- [INSTRUCTIONS TO FOLLOW]:
Give exactly the lines from the one with "Output a JSON" through the final line of the listing below, both included, leaving out any pictures.

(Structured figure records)
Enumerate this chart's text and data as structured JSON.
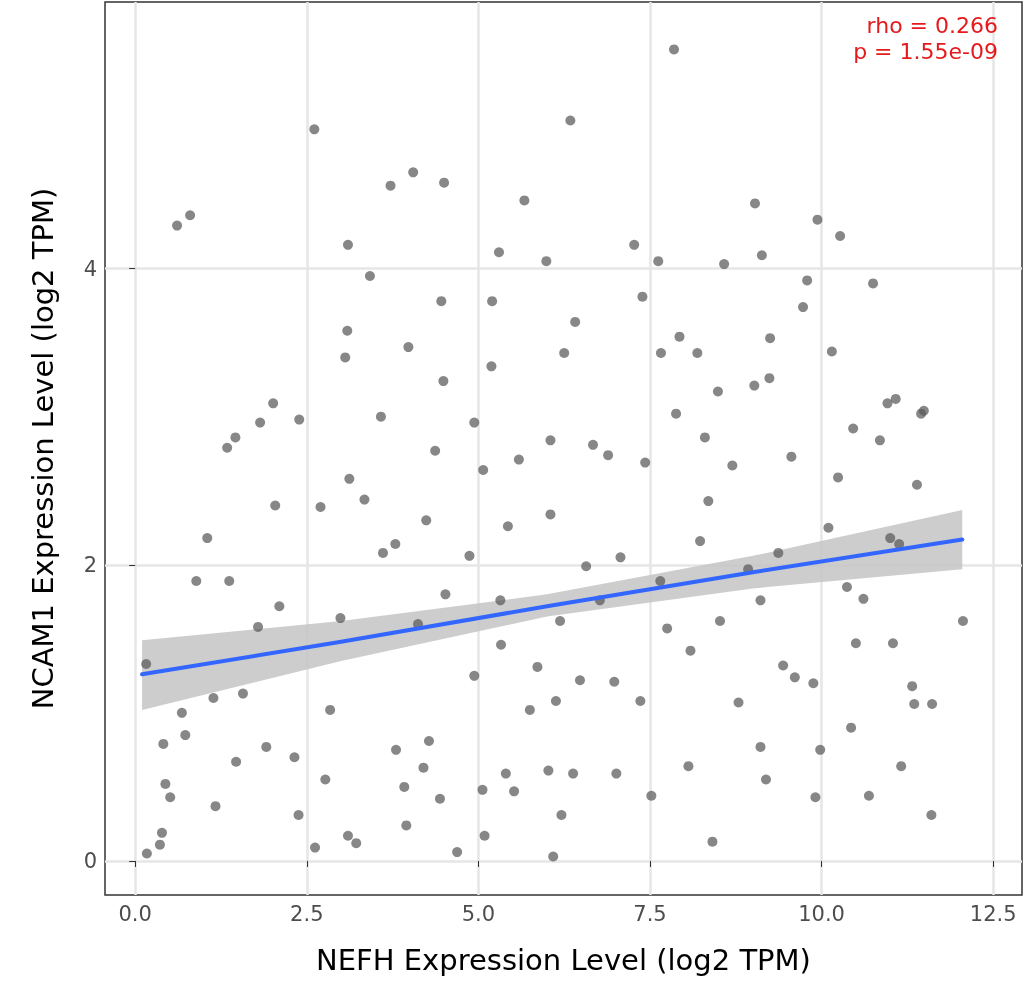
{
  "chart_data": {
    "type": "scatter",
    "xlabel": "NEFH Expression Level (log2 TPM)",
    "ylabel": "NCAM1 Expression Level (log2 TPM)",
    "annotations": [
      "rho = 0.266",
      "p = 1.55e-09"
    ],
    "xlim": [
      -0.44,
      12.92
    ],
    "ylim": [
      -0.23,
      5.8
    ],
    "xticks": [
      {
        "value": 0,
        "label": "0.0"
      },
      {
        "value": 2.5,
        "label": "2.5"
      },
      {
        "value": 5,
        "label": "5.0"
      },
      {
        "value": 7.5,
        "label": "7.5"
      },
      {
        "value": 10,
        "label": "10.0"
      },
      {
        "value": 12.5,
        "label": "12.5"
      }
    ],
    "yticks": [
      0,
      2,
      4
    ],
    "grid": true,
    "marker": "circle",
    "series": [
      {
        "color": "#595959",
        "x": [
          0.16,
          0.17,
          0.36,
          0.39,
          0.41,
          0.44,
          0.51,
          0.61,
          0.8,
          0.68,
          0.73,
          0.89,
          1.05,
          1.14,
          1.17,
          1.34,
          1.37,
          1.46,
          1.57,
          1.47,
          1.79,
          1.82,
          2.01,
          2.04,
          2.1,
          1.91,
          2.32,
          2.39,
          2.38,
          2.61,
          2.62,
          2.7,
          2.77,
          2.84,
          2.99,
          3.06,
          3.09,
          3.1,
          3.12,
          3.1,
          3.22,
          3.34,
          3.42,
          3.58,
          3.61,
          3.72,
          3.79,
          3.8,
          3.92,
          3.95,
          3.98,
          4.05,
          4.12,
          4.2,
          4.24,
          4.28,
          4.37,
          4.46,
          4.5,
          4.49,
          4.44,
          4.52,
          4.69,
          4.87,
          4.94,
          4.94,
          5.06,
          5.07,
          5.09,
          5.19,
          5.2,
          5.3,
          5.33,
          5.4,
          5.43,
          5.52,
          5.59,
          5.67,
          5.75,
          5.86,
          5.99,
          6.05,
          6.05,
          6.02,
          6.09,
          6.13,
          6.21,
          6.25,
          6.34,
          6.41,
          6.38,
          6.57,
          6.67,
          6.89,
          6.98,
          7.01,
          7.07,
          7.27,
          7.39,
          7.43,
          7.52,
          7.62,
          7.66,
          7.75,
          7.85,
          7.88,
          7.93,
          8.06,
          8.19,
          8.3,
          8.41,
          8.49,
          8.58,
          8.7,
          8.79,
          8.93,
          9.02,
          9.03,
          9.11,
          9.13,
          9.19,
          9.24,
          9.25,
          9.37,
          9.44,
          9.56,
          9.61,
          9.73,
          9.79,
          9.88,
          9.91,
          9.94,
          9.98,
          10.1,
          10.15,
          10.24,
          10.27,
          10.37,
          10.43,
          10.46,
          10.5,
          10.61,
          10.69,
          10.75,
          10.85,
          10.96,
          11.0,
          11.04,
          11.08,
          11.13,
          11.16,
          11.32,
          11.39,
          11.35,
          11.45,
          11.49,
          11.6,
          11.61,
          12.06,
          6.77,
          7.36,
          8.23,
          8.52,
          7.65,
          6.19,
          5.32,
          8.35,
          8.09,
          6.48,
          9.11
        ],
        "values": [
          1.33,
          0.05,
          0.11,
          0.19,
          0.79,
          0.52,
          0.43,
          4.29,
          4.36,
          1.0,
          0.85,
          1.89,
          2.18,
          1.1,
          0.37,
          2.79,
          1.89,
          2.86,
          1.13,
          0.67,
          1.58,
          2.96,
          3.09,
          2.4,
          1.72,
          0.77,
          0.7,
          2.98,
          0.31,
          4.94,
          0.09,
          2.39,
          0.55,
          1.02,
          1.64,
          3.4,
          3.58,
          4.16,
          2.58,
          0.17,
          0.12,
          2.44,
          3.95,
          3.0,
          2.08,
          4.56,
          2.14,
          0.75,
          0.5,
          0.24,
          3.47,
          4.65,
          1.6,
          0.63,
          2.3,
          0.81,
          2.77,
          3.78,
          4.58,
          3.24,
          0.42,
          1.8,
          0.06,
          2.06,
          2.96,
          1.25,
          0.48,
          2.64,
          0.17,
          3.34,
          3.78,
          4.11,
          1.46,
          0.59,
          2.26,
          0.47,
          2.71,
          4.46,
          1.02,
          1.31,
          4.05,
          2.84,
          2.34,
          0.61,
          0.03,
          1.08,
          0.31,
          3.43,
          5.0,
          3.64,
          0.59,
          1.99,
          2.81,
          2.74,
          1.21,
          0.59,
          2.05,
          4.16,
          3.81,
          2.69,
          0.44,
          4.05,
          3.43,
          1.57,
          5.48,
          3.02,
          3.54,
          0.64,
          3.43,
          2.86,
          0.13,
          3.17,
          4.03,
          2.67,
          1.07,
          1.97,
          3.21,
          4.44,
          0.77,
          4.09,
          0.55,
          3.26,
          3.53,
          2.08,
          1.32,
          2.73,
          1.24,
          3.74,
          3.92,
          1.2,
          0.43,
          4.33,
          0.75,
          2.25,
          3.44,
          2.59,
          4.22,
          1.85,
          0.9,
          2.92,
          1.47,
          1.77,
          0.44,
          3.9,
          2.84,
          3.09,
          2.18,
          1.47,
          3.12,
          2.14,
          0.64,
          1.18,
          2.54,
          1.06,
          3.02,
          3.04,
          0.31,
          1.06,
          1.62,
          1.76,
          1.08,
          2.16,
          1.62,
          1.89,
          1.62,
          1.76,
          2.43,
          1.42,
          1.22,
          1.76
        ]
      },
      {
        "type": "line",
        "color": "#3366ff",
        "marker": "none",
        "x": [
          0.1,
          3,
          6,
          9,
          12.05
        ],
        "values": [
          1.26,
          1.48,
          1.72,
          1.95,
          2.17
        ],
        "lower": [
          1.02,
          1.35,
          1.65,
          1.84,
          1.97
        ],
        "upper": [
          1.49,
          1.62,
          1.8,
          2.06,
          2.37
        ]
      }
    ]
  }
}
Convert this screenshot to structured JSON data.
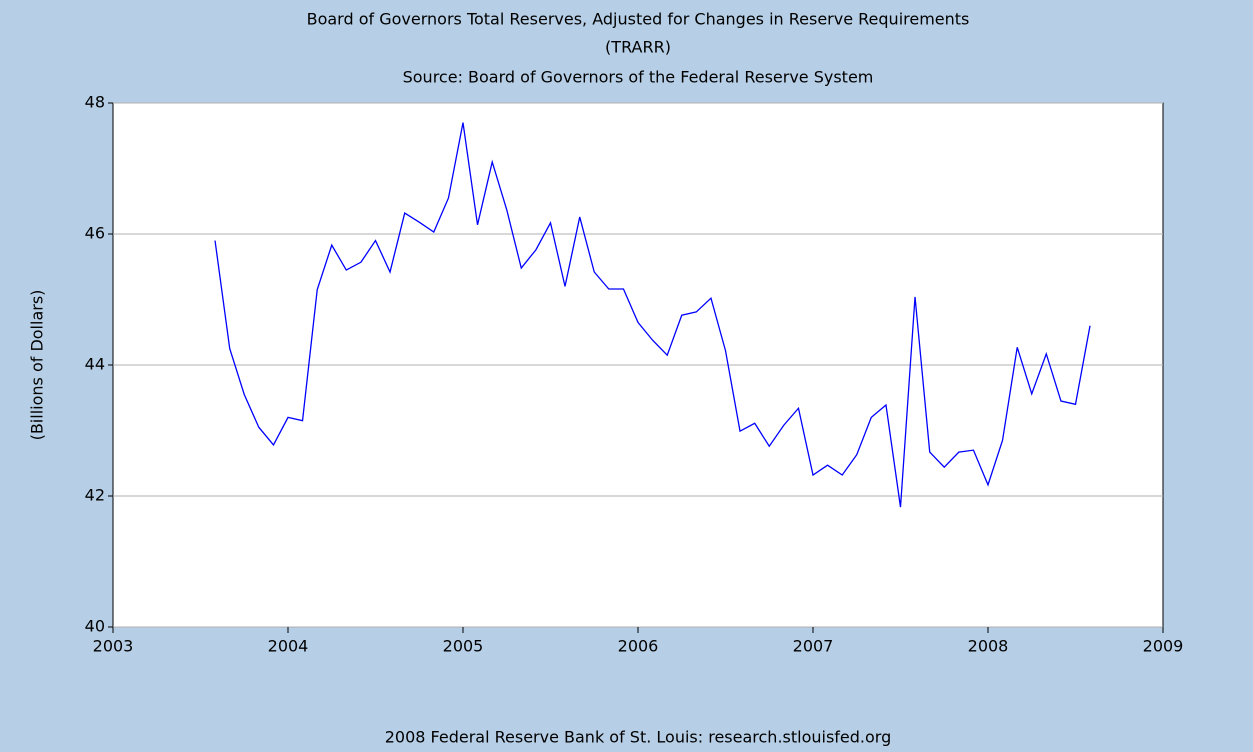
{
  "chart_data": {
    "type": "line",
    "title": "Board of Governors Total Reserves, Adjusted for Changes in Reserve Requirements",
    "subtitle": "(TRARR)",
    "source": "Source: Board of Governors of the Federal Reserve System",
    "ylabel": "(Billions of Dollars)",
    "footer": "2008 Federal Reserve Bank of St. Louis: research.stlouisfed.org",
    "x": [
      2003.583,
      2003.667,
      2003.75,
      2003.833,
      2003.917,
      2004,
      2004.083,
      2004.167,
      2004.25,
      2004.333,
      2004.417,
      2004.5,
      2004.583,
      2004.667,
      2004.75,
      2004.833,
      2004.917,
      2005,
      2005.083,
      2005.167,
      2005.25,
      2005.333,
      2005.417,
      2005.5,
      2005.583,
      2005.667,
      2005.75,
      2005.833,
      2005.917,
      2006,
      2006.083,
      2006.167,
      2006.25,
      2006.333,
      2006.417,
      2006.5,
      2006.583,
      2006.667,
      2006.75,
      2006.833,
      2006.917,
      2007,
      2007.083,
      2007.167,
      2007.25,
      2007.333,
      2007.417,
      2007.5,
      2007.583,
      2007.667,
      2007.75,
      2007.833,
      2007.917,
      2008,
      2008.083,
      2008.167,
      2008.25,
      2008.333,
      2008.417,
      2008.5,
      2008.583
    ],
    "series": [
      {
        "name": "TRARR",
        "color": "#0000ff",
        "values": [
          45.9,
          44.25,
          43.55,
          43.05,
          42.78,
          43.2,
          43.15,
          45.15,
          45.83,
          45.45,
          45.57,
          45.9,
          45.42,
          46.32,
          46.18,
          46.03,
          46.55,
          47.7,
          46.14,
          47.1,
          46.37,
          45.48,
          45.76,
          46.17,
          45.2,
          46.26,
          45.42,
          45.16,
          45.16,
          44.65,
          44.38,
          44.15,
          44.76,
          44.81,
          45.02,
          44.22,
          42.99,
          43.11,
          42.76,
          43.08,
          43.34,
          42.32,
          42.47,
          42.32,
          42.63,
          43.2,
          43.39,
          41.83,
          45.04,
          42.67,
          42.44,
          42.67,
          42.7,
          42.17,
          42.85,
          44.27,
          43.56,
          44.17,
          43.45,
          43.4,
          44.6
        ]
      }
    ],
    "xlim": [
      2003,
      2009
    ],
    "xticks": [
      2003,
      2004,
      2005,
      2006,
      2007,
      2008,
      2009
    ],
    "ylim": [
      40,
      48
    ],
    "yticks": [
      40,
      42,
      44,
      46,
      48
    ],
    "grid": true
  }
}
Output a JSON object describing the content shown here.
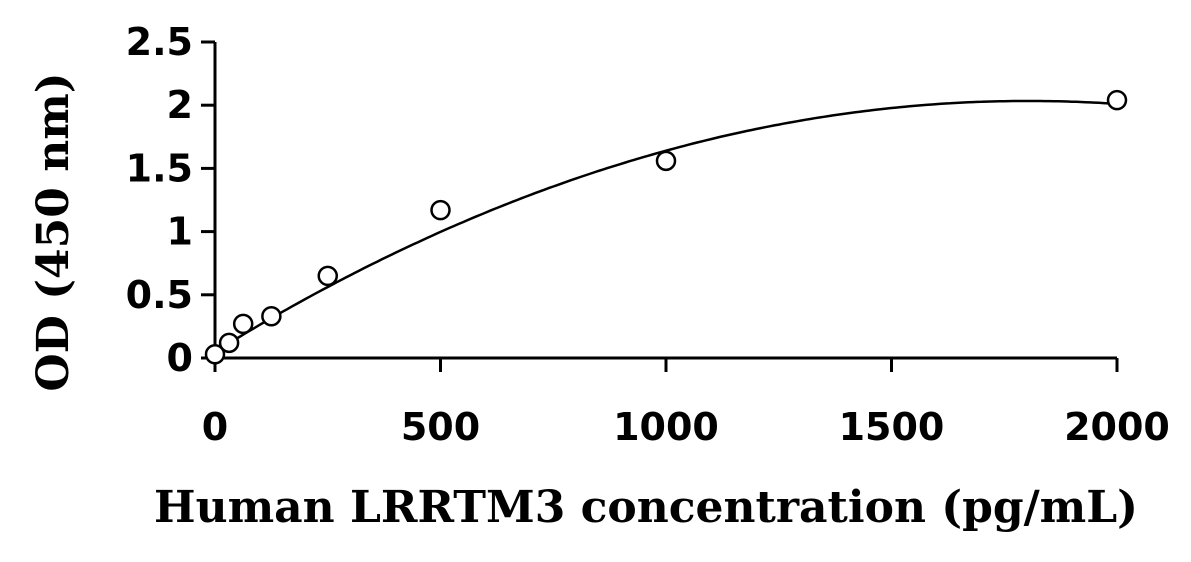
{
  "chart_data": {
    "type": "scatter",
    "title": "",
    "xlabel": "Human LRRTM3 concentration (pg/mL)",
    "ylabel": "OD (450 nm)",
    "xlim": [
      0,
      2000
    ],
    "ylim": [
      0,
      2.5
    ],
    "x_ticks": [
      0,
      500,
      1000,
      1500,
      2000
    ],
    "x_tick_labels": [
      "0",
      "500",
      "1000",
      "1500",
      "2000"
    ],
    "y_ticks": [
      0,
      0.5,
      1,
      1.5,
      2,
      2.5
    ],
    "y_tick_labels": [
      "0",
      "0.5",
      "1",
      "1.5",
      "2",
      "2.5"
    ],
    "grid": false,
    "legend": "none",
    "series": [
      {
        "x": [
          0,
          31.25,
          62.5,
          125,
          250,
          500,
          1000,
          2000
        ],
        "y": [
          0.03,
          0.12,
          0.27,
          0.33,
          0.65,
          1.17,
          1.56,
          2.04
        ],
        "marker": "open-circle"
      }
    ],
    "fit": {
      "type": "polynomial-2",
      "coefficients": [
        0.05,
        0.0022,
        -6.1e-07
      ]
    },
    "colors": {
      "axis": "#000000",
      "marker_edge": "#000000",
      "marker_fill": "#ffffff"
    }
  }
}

- [EXERCISE RESPONSE]:
Output a JSON object describing the content shown here.
{
  "chart_data": {
    "type": "scatter",
    "title": "",
    "xlabel": "Human LRRTM3 concentration (pg/mL)",
    "ylabel": "OD (450 nm)",
    "xlim": [
      0,
      2000
    ],
    "ylim": [
      0,
      2.5
    ],
    "x_ticks": [
      0,
      500,
      1000,
      1500,
      2000
    ],
    "x_tick_labels": [
      "0",
      "500",
      "1000",
      "1500",
      "2000"
    ],
    "y_ticks": [
      0,
      0.5,
      1,
      1.5,
      2,
      2.5
    ],
    "y_tick_labels": [
      "0",
      "0.5",
      "1",
      "1.5",
      "2",
      "2.5"
    ],
    "grid": false,
    "legend": "none",
    "series": [
      {
        "x": [
          0,
          31.25,
          62.5,
          125,
          250,
          500,
          1000,
          2000
        ],
        "y": [
          0.03,
          0.12,
          0.27,
          0.33,
          0.65,
          1.17,
          1.56,
          2.04
        ],
        "marker": "open-circle"
      }
    ],
    "fit": {
      "type": "polynomial-2",
      "coefficients": [
        0.05,
        0.0022,
        -6.1e-07
      ]
    },
    "colors": {
      "axis": "#000000",
      "marker_edge": "#000000",
      "marker_fill": "#ffffff"
    }
  }
}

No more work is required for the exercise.